> _DIRECTIONS_:
Pull out every line with the word "screenshot" from the entries below.

— start of EXTRACTED MATERIAL —

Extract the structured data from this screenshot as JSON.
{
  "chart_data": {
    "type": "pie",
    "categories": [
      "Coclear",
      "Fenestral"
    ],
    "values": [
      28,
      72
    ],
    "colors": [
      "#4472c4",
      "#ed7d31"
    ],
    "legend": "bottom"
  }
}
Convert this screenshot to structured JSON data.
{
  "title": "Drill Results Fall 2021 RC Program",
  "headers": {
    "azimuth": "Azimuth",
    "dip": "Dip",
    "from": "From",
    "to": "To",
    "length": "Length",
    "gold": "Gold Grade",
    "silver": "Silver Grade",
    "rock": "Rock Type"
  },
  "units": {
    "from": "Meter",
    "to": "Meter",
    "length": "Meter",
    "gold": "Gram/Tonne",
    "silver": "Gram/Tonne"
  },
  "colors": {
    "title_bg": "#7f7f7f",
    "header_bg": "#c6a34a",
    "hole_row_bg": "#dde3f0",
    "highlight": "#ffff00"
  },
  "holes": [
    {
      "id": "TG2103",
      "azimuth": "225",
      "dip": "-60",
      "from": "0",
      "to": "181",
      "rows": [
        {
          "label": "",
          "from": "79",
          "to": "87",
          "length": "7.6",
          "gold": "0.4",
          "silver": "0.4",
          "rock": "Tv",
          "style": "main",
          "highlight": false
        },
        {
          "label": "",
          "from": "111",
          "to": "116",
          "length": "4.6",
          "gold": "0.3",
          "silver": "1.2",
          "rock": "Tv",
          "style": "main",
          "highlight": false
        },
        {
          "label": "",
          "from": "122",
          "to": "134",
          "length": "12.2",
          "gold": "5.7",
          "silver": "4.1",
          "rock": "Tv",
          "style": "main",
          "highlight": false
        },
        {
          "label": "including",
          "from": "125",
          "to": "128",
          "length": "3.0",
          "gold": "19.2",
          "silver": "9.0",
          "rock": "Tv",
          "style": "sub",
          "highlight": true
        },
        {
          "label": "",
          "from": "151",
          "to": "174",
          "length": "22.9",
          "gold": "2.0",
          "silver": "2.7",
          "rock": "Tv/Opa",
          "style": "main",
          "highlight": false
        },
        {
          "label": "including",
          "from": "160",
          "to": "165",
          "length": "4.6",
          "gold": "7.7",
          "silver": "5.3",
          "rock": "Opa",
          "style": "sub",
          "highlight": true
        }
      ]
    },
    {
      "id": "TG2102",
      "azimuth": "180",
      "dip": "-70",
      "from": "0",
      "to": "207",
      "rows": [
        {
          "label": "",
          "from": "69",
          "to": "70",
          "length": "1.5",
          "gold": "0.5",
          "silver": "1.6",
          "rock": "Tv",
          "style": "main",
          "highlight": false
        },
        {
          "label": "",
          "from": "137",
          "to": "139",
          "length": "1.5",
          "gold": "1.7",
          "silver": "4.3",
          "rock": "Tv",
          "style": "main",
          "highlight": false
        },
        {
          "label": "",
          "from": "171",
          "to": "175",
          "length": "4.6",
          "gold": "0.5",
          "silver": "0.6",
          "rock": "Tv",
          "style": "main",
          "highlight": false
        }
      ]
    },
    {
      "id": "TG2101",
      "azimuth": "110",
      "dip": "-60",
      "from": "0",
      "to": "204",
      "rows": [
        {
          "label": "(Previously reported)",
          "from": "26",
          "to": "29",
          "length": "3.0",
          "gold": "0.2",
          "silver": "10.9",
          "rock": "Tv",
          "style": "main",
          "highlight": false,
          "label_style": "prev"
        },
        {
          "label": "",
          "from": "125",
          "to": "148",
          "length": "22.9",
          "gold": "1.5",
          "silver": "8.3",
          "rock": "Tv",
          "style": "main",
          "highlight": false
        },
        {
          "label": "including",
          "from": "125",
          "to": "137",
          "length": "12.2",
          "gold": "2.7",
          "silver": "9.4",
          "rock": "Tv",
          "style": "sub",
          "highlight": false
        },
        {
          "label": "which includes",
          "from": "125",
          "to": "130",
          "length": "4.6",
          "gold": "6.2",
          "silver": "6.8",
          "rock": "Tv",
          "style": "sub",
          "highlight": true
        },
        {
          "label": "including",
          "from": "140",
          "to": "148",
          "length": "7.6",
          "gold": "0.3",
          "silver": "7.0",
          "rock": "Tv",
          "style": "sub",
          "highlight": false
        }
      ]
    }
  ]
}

— end of EXTRACTED MATERIAL —

> _RESPONSE_:
Extract the structured data from this screenshot as JSON.
Convert this screenshot to structured JSON data.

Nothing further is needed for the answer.